> **Data shown**:
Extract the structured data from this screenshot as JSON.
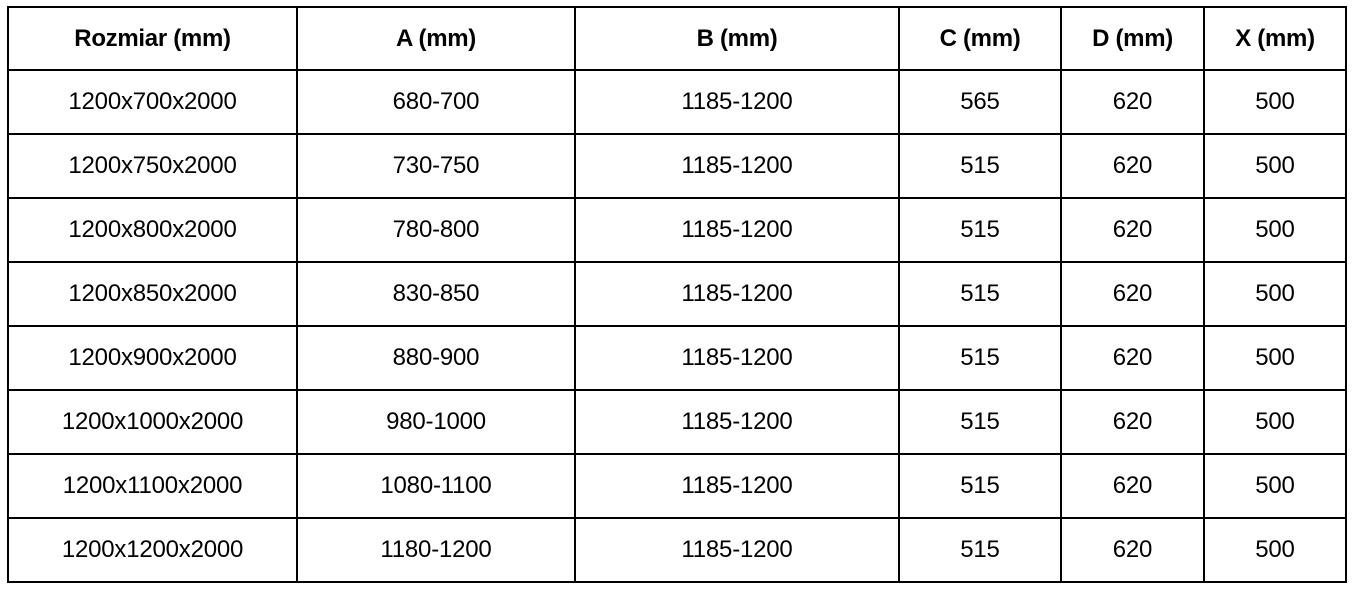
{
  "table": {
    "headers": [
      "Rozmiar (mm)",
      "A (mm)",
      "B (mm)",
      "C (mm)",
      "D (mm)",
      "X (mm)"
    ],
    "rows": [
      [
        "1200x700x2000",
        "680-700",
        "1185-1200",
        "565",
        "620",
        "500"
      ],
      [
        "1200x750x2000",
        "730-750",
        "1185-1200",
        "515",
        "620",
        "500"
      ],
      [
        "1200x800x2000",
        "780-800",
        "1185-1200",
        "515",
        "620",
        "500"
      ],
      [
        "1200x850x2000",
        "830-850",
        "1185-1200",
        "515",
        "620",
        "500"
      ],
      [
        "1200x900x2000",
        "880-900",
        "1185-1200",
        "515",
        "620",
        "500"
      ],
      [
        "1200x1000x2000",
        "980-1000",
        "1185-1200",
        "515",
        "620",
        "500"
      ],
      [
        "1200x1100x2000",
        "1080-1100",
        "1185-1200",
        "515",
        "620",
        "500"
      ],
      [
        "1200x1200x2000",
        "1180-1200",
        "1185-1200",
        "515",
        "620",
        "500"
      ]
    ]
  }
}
==
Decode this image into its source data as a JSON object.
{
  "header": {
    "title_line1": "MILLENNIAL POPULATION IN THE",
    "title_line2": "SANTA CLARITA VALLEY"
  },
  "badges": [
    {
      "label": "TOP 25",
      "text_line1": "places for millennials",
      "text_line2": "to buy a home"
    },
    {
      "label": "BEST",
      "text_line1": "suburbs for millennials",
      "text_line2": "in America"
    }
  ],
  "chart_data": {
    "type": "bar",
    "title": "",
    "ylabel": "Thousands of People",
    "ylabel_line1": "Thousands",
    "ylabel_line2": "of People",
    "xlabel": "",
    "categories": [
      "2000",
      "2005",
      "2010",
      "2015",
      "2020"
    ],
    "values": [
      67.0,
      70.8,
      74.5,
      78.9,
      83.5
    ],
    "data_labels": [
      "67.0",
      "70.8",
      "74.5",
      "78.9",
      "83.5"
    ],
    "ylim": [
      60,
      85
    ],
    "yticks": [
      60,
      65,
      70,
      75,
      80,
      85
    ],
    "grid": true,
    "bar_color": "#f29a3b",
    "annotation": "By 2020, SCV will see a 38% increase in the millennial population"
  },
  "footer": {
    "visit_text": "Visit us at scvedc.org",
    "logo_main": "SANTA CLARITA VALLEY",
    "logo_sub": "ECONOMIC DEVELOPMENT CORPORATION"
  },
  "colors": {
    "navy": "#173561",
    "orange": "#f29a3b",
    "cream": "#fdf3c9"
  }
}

> **Given problem**: Count the lines above that contain the word "millennials". Give only the number.

> **Completed task**: 2